**Job**
For each line that holds "icon", copy the line out.

**Data lines**
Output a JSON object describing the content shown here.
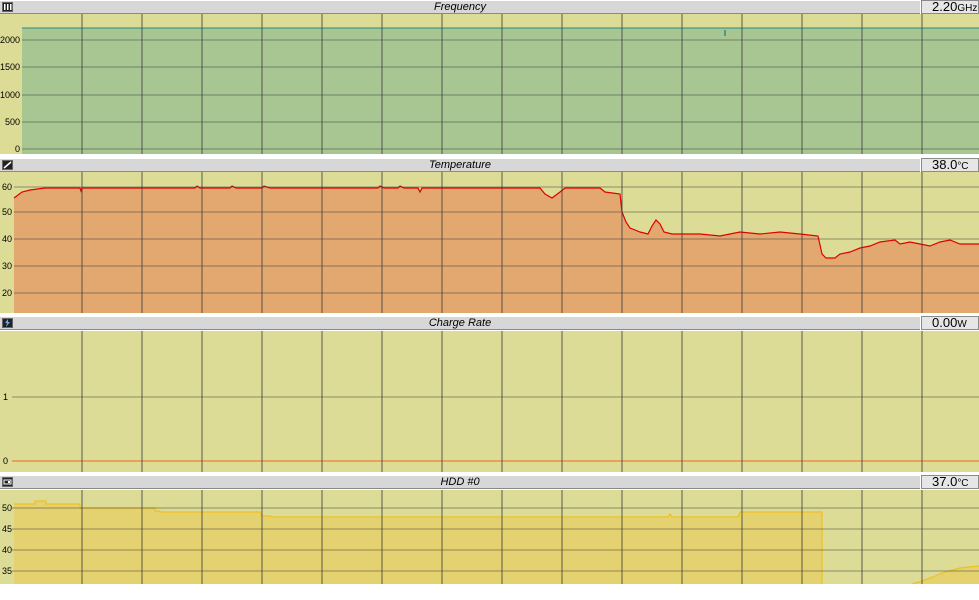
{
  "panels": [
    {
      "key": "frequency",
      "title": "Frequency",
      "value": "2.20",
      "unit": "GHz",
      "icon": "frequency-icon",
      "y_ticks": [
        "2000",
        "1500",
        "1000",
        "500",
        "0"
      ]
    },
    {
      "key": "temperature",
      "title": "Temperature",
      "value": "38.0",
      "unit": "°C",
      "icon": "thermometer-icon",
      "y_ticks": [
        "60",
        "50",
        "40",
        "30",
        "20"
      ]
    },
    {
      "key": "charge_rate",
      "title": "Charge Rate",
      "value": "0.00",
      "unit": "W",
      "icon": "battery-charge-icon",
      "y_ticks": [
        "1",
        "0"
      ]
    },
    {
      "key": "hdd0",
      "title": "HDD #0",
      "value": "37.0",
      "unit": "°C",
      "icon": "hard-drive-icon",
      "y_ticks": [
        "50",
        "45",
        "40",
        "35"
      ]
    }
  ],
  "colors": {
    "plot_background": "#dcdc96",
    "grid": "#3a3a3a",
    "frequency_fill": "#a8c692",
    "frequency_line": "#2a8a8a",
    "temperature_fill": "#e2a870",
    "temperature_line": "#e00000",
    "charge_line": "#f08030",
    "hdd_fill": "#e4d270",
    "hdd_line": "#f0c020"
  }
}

**The answer**
      "icon": "frequency-icon",
      "icon": "thermometer-icon",
      "icon": "battery-charge-icon",
      "icon": "hard-drive-icon",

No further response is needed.